In the records below, tally every line containing "painiketta". Report only the total.

[Data entries]
——
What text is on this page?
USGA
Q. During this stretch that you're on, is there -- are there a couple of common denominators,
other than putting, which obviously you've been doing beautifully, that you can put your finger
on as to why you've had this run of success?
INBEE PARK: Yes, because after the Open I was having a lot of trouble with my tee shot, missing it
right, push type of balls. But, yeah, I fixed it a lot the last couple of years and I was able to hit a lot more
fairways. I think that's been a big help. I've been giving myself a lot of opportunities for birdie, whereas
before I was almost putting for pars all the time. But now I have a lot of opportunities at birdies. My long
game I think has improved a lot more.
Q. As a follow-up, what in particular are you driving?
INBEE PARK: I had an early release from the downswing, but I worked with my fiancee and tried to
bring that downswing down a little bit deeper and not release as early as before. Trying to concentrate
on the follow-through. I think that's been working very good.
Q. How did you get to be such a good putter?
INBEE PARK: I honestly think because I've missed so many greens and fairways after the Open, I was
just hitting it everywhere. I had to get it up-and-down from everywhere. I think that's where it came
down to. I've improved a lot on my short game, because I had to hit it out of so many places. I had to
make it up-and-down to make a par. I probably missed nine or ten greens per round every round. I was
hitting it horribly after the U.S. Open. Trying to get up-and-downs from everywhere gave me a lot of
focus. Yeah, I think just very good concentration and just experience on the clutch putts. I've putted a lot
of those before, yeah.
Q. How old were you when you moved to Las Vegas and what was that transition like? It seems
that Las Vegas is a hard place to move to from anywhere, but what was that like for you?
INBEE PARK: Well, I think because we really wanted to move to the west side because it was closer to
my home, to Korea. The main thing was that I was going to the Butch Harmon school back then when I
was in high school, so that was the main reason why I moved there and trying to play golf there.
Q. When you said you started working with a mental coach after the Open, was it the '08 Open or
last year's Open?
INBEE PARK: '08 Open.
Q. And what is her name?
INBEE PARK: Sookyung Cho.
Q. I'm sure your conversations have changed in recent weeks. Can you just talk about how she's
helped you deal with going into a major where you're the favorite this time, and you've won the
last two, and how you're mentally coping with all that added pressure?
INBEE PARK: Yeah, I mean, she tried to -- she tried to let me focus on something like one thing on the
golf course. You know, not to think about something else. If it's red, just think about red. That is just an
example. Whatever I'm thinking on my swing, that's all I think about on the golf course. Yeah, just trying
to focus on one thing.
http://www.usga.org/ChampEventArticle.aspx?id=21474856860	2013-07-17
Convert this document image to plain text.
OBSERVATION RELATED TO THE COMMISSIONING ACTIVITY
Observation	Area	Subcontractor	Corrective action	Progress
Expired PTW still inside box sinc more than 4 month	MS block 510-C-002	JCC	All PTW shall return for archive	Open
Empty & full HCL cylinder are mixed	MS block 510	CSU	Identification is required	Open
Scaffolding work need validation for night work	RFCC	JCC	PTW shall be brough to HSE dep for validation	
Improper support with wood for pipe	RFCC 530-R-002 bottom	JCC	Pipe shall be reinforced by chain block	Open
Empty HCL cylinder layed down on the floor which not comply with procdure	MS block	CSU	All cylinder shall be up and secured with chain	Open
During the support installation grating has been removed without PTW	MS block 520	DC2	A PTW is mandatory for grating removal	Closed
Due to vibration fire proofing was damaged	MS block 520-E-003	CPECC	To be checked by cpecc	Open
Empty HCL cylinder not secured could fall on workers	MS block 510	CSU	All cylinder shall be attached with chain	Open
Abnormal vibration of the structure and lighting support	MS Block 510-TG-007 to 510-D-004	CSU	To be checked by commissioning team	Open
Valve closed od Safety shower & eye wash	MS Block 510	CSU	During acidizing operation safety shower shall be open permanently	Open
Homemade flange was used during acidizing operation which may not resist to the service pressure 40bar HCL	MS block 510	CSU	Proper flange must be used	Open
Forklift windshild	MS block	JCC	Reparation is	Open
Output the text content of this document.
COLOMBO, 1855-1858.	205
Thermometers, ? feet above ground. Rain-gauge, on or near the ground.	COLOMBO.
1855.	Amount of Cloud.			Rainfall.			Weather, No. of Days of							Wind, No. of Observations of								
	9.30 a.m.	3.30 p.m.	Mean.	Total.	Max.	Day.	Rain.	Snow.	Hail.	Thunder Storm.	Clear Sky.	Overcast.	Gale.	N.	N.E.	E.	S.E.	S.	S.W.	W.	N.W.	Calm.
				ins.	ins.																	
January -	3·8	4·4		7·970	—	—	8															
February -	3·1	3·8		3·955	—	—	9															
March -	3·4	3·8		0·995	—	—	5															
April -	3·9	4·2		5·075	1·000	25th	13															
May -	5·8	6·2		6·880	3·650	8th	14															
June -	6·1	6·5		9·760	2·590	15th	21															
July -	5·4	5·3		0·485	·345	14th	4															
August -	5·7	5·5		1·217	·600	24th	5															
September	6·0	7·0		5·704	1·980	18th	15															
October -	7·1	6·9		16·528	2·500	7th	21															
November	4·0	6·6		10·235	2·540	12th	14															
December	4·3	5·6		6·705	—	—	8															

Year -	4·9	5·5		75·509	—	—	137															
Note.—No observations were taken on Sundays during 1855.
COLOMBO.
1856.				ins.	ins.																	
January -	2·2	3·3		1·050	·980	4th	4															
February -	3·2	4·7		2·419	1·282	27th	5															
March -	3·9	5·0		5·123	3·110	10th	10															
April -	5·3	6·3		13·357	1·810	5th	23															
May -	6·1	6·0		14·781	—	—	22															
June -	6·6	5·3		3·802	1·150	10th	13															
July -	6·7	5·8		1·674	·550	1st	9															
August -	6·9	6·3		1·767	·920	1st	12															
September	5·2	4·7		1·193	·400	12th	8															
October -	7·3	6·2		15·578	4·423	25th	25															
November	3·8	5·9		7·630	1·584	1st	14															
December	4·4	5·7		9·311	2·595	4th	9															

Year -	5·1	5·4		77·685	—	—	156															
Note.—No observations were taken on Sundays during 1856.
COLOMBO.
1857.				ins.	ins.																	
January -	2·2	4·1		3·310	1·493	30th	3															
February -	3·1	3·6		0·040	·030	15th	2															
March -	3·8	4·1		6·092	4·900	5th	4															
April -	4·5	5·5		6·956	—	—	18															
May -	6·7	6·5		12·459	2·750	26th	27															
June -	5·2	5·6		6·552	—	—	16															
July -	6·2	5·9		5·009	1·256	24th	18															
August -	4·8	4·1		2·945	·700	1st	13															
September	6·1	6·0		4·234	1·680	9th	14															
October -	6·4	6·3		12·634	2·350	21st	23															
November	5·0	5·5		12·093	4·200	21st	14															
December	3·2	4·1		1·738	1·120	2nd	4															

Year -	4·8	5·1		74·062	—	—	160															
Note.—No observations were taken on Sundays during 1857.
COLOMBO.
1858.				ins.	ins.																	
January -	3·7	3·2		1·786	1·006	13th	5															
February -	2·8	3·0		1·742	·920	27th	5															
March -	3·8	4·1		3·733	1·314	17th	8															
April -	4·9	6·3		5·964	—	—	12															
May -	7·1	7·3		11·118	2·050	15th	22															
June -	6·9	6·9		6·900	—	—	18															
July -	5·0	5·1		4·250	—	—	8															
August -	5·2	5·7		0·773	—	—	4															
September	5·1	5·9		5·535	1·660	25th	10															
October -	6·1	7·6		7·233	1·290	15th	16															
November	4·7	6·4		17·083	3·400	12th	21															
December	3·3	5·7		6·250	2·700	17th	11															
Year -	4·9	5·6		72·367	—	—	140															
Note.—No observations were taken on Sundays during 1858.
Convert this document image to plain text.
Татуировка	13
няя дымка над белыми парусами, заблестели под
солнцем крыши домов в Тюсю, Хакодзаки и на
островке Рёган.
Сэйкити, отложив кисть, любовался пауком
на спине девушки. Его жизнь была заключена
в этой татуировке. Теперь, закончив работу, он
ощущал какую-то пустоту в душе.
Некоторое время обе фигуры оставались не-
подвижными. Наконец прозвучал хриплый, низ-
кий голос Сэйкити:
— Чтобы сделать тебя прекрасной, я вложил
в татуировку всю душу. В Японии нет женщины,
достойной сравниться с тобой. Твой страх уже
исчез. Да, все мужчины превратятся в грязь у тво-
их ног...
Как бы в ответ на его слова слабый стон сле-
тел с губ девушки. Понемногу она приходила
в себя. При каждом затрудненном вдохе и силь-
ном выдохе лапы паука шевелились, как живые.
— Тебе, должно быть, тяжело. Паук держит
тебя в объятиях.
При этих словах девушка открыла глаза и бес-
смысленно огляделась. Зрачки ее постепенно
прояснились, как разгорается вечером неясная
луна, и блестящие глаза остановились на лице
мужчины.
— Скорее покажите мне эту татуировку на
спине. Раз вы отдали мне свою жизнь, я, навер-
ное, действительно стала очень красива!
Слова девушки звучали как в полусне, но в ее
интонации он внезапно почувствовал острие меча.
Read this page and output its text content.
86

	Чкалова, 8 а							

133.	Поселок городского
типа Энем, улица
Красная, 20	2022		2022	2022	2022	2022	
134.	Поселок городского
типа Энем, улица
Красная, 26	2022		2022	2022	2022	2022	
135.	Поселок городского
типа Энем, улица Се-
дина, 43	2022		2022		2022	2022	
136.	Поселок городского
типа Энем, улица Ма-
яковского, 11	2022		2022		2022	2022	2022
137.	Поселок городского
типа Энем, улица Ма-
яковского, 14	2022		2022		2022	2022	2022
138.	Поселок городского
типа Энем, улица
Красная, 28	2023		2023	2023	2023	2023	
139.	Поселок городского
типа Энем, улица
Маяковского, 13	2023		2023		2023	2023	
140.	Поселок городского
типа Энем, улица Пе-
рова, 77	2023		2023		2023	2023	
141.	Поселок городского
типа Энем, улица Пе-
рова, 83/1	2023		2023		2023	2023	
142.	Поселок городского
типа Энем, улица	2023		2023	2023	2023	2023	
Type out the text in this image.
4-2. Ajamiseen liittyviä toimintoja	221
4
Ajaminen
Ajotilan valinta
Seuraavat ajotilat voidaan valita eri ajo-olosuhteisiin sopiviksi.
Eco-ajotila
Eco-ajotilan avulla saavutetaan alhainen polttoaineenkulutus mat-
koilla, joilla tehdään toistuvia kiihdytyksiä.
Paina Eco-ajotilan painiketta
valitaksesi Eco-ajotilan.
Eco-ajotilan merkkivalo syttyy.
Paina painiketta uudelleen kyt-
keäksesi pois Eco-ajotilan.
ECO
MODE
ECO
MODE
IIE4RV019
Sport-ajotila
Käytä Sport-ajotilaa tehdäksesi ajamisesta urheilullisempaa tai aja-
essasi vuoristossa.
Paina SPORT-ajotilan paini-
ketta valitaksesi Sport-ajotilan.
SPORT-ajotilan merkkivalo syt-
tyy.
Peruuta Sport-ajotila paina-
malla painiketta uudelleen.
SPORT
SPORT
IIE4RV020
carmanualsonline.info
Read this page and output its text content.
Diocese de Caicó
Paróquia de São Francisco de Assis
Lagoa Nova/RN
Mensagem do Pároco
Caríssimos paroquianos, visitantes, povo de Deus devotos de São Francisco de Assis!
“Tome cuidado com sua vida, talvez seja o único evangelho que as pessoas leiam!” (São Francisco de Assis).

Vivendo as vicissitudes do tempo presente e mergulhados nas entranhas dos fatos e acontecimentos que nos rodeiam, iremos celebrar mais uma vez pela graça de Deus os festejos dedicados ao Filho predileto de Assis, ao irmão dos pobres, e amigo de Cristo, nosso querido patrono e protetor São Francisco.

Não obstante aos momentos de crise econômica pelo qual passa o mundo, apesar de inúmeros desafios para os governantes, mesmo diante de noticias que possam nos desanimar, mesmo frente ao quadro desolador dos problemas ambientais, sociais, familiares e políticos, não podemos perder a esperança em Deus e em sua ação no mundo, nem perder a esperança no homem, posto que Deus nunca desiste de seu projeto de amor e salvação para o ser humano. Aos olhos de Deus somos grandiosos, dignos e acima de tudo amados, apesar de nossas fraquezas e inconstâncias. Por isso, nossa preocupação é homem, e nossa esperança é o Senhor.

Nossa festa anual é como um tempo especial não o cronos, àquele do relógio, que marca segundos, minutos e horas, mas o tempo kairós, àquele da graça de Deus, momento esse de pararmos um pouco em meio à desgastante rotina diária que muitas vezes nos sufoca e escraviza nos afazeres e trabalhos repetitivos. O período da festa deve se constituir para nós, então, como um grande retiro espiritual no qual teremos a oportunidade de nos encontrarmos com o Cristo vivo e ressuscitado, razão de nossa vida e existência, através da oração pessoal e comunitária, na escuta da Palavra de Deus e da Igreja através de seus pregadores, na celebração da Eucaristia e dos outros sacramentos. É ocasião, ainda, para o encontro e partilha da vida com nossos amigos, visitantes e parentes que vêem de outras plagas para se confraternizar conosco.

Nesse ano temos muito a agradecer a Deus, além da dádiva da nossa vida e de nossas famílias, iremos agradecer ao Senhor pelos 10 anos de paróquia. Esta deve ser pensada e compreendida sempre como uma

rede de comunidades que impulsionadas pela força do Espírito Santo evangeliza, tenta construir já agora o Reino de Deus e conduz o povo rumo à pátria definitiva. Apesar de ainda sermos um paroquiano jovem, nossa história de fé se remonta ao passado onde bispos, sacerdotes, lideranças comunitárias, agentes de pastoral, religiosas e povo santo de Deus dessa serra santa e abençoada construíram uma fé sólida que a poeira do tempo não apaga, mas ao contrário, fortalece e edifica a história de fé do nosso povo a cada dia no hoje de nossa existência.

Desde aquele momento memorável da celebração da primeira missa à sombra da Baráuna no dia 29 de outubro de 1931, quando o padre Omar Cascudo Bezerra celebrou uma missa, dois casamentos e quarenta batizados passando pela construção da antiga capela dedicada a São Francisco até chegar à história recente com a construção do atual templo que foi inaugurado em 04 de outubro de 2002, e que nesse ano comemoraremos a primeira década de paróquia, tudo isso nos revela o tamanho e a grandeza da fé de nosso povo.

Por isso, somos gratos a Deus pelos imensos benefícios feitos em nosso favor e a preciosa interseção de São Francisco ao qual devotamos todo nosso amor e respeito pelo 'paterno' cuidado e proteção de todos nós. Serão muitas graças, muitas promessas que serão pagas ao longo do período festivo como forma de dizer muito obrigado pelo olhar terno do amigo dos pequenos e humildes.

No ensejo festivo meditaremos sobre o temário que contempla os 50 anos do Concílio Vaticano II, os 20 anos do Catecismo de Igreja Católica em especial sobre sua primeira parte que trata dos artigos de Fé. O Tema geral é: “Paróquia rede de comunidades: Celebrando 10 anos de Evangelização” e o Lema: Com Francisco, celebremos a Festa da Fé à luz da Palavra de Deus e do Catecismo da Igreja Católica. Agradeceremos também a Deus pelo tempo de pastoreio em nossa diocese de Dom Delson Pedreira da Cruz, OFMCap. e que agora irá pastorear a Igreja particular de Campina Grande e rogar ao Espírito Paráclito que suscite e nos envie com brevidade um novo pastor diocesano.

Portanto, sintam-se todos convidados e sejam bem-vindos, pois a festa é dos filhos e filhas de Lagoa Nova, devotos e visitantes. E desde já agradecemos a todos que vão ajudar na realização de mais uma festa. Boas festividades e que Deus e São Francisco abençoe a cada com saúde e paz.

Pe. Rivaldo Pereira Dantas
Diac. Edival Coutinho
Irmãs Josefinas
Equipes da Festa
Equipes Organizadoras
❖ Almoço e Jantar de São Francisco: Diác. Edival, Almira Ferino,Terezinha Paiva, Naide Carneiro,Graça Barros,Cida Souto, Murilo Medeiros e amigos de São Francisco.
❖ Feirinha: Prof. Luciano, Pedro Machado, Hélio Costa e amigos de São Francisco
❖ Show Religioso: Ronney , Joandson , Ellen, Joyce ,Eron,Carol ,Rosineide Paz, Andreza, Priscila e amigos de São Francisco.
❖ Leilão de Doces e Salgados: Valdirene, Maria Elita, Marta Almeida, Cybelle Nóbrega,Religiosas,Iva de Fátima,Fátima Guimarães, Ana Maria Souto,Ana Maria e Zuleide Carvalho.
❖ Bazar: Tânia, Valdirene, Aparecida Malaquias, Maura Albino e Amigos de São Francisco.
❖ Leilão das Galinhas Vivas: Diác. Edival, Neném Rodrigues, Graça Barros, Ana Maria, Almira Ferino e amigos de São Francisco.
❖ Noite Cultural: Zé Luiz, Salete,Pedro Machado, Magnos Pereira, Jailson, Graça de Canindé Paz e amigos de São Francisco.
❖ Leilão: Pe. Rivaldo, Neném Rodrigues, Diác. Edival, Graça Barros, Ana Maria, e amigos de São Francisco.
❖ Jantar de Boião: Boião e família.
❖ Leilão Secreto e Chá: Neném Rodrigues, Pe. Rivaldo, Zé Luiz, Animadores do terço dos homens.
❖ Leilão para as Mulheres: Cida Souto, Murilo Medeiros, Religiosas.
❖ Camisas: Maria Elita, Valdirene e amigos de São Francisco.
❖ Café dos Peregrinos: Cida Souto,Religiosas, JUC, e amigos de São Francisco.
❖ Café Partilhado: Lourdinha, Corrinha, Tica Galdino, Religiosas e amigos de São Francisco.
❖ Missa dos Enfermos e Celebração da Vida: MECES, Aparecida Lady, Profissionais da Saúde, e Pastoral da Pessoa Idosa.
——
• **Exercise solution**
3